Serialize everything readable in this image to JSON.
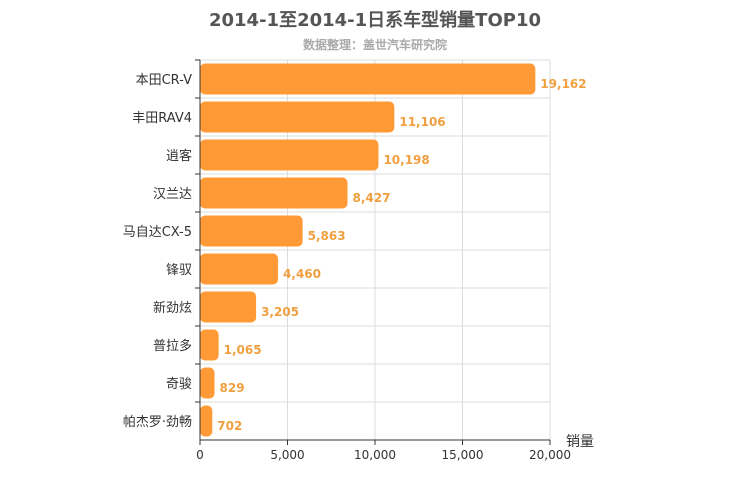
{
  "chart_data": {
    "type": "bar",
    "orientation": "horizontal",
    "title": "2014-1至2014-1日系车型销量TOP10",
    "subtitle": "数据整理：盖世汽车研究院",
    "xlabel": "销量",
    "ylabel": "",
    "xlim": [
      0,
      20000
    ],
    "x_ticks": [
      "0",
      "5,000",
      "10,000",
      "15,000",
      "20,000"
    ],
    "categories": [
      "本田CR-V",
      "丰田RAV4",
      "逍客",
      "汉兰达",
      "马自达CX-5",
      "锋驭",
      "新劲炫",
      "普拉多",
      "奇骏",
      "帕杰罗·劲畅"
    ],
    "values": [
      19162,
      11106,
      10198,
      8427,
      5863,
      4460,
      3205,
      1065,
      829,
      702
    ],
    "value_labels": [
      "19,162",
      "11,106",
      "10,198",
      "8,427",
      "5,863",
      "4,460",
      "3,205",
      "1,065",
      "829",
      "702"
    ],
    "bar_color": "#ff9a36",
    "label_color": "#f0a040",
    "grid": true,
    "legend": "none"
  }
}
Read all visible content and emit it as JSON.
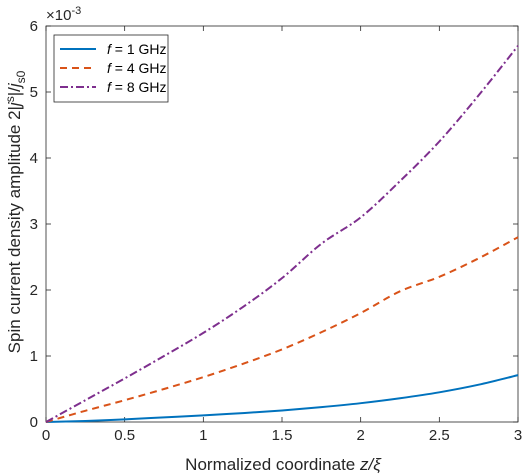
{
  "chart_data": {
    "type": "line",
    "xlabel_prefix": "Normalized coordinate ",
    "xlabel_var": "z/ξ",
    "ylabel_prefix": "Spin current density amplitude 2|",
    "ylabel_var": "j",
    "ylabel_sup": "s",
    "ylabel_mid": "|/",
    "ylabel_var2": "j",
    "ylabel_sub": "s0",
    "y_exponent_base": "×10",
    "y_exponent_power": "-3",
    "xlim": [
      0,
      3
    ],
    "ylim": [
      0,
      6
    ],
    "xticks": [
      "0",
      "0.5",
      "1",
      "1.5",
      "2",
      "2.5",
      "3"
    ],
    "yticks": [
      "0",
      "1",
      "2",
      "3",
      "4",
      "5",
      "6"
    ],
    "grid": false,
    "legend_position": "top-left",
    "x": [
      0,
      0.25,
      0.5,
      0.75,
      1.0,
      1.25,
      1.5,
      1.75,
      2.0,
      2.25,
      2.5,
      2.75,
      3.0
    ],
    "series": [
      {
        "name": "f = 1 GHz",
        "name_var": "f",
        "name_rest": " = 1 GHz",
        "color": "#0072BD",
        "dash": "solid",
        "values": [
          0,
          0.015,
          0.04,
          0.07,
          0.1,
          0.135,
          0.175,
          0.225,
          0.285,
          0.36,
          0.45,
          0.565,
          0.71
        ]
      },
      {
        "name": "f = 4 GHz",
        "name_var": "f",
        "name_rest": " = 4 GHz",
        "color": "#D95319",
        "dash": "dashed",
        "values": [
          0,
          0.17,
          0.33,
          0.5,
          0.68,
          0.88,
          1.1,
          1.36,
          1.65,
          1.98,
          2.2,
          2.48,
          2.8
        ]
      },
      {
        "name": "f = 8 GHz",
        "name_var": "f",
        "name_rest": " = 8 GHz",
        "color": "#7E2F8E",
        "dash": "dashdot",
        "values": [
          0,
          0.33,
          0.66,
          1.0,
          1.35,
          1.74,
          2.18,
          2.7,
          3.1,
          3.65,
          4.25,
          4.95,
          5.7
        ]
      }
    ]
  }
}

_Challenge_:
Copy out the entries verbatim and leave the images out.

_Result_:
Serialize everything readable in this image to JSON.
{
  "chart_data": {
    "type": "bar",
    "orientation": "horizontal",
    "title": "2014-1至2014-1日系车型销量TOP10",
    "subtitle": "数据整理：盖世汽车研究院",
    "xlabel": "销量",
    "ylabel": "",
    "xlim": [
      0,
      20000
    ],
    "x_ticks": [
      "0",
      "5,000",
      "10,000",
      "15,000",
      "20,000"
    ],
    "categories": [
      "本田CR-V",
      "丰田RAV4",
      "逍客",
      "汉兰达",
      "马自达CX-5",
      "锋驭",
      "新劲炫",
      "普拉多",
      "奇骏",
      "帕杰罗·劲畅"
    ],
    "values": [
      19162,
      11106,
      10198,
      8427,
      5863,
      4460,
      3205,
      1065,
      829,
      702
    ],
    "value_labels": [
      "19,162",
      "11,106",
      "10,198",
      "8,427",
      "5,863",
      "4,460",
      "3,205",
      "1,065",
      "829",
      "702"
    ],
    "bar_color": "#ff9a36",
    "label_color": "#f0a040",
    "grid": true,
    "legend": "none"
  }
}
Read all visible content and emit it as JSON.
{
  "chart_data": {
    "type": "line",
    "xlabel_prefix": "Normalized coordinate ",
    "xlabel_var": "z/ξ",
    "ylabel_prefix": "Spin current density amplitude 2|",
    "ylabel_var": "j",
    "ylabel_sup": "s",
    "ylabel_mid": "|/",
    "ylabel_var2": "j",
    "ylabel_sub": "s0",
    "y_exponent_base": "×10",
    "y_exponent_power": "-3",
    "xlim": [
      0,
      3
    ],
    "ylim": [
      0,
      6
    ],
    "xticks": [
      "0",
      "0.5",
      "1",
      "1.5",
      "2",
      "2.5",
      "3"
    ],
    "yticks": [
      "0",
      "1",
      "2",
      "3",
      "4",
      "5",
      "6"
    ],
    "grid": false,
    "legend_position": "top-left",
    "x": [
      0,
      0.25,
      0.5,
      0.75,
      1.0,
      1.25,
      1.5,
      1.75,
      2.0,
      2.25,
      2.5,
      2.75,
      3.0
    ],
    "series": [
      {
        "name": "f = 1 GHz",
        "name_var": "f",
        "name_rest": " = 1 GHz",
        "color": "#0072BD",
        "dash": "solid",
        "values": [
          0,
          0.015,
          0.04,
          0.07,
          0.1,
          0.135,
          0.175,
          0.225,
          0.285,
          0.36,
          0.45,
          0.565,
          0.71
        ]
      },
      {
        "name": "f = 4 GHz",
        "name_var": "f",
        "name_rest": " = 4 GHz",
        "color": "#D95319",
        "dash": "dashed",
        "values": [
          0,
          0.17,
          0.33,
          0.5,
          0.68,
          0.88,
          1.1,
          1.36,
          1.65,
          1.98,
          2.2,
          2.48,
          2.8
        ]
      },
      {
        "name": "f = 8 GHz",
        "name_var": "f",
        "name_rest": " = 8 GHz",
        "color": "#7E2F8E",
        "dash": "dashdot",
        "values": [
          0,
          0.33,
          0.66,
          1.0,
          1.35,
          1.74,
          2.18,
          2.7,
          3.1,
          3.65,
          4.25,
          4.95,
          5.7
        ]
      }
    ]
  }
}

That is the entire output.